[Exercise instructions] Below are the records. List every line holding the word "Lärbro".

(begin)

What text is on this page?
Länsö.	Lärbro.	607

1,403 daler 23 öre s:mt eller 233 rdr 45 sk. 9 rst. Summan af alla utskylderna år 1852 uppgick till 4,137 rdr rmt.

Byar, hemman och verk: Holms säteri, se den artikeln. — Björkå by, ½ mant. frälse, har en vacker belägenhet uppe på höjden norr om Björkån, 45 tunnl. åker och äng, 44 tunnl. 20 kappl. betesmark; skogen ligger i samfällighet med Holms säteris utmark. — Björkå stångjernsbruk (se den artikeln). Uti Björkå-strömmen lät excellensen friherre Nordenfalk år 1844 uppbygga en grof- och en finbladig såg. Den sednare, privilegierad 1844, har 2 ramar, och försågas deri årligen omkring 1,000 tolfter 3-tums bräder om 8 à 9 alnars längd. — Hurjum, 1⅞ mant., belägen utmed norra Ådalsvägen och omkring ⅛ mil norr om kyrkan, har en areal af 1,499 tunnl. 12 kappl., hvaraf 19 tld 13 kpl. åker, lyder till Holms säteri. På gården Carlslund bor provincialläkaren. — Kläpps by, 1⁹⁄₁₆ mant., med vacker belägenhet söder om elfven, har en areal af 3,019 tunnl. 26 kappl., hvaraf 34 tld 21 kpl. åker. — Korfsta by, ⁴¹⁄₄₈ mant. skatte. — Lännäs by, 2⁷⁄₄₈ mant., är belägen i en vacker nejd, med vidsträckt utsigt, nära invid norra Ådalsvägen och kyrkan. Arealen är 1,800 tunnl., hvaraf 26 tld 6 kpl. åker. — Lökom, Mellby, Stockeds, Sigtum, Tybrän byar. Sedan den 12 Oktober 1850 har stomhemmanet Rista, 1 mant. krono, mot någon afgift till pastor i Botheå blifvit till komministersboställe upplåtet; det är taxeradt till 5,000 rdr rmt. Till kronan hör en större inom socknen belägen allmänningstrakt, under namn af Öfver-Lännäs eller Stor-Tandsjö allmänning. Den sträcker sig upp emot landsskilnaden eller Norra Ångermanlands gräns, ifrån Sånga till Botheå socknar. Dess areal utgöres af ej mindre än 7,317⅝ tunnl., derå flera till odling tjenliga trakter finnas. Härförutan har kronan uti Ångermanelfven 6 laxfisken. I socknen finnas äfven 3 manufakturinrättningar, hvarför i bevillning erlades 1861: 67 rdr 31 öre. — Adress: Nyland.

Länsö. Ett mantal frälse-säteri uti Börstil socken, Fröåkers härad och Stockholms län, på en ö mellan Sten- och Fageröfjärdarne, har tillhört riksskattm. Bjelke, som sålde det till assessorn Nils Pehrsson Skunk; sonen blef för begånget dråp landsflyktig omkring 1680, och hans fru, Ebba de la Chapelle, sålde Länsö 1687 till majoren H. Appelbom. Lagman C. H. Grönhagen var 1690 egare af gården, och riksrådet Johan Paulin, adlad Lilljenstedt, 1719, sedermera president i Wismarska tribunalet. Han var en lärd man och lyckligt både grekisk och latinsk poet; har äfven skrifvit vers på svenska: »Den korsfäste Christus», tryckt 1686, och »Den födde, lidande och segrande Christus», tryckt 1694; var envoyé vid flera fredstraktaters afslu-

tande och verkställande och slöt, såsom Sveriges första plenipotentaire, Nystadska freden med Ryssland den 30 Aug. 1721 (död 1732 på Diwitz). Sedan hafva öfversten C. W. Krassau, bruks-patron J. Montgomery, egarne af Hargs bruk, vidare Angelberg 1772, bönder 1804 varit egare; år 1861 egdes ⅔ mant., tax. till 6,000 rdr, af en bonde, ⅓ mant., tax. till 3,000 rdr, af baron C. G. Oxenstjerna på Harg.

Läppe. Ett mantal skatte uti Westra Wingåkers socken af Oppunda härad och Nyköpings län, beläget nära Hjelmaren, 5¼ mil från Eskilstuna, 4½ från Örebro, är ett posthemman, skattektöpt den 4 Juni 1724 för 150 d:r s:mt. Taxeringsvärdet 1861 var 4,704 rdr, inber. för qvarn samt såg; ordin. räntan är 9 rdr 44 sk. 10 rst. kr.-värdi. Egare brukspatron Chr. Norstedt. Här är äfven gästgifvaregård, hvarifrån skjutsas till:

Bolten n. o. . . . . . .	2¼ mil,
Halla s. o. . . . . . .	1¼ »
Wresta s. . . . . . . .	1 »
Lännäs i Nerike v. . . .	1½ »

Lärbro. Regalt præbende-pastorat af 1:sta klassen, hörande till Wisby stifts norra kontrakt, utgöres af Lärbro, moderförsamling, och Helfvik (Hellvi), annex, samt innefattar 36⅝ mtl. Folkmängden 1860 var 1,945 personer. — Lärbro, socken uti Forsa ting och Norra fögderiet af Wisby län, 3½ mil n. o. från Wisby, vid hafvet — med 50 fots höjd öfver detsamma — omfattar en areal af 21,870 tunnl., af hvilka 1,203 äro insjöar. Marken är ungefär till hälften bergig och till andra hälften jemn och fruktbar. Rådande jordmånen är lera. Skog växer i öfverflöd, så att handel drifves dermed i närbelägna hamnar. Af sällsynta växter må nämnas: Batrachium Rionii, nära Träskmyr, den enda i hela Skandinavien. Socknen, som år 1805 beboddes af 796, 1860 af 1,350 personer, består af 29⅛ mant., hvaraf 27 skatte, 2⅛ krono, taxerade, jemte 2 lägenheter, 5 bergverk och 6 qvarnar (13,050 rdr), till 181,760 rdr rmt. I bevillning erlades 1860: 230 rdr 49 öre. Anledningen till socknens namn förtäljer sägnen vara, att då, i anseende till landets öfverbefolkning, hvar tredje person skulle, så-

(end)

[Response to this task]
Länsö.	Lärbro.	607
Lärbro. Regalt præbende-pastorat af 1:sta klassen, hörande till Wisby stifts norra kontrakt, utgöres af Lärbro, moderförsamling, och Helfvik (Hellvi), annex, samt innefattar 36⅝ mtl. Folkmängden 1860 var 1,945 personer. — Lärbro, socken uti Forsa ting och Norra fögderiet af Wisby län, 3½ mil n. o. från Wisby, vid hafvet — med 50 fots höjd öfver detsamma — omfattar en areal af 21,870 tunnl., af hvilka 1,203 äro insjöar. Marken är ungefär till hälften bergig och till andra hälften jemn och fruktbar. Rådande jordmånen är lera. Skog växer i öfverflöd, så att handel drifves dermed i närbelägna hamnar. Af sällsynta växter må nämnas: Batrachium Rionii, nära Träskmyr, den enda i hela Skandinavien. Socknen, som år 1805 beboddes af 796, 1860 af 1,350 personer, består af 29⅛ mant., hvaraf 27 skatte, 2⅛ krono, taxerade, jemte 2 lägenheter, 5 bergverk och 6 qvarnar (13,050 rdr), till 181,760 rdr rmt. I bevillning erlades 1860: 230 rdr 49 öre. Anledningen till socknens namn förtäljer sägnen vara, att då, i anseende till landets öfverbefolkning, hvar tredje person skulle, så-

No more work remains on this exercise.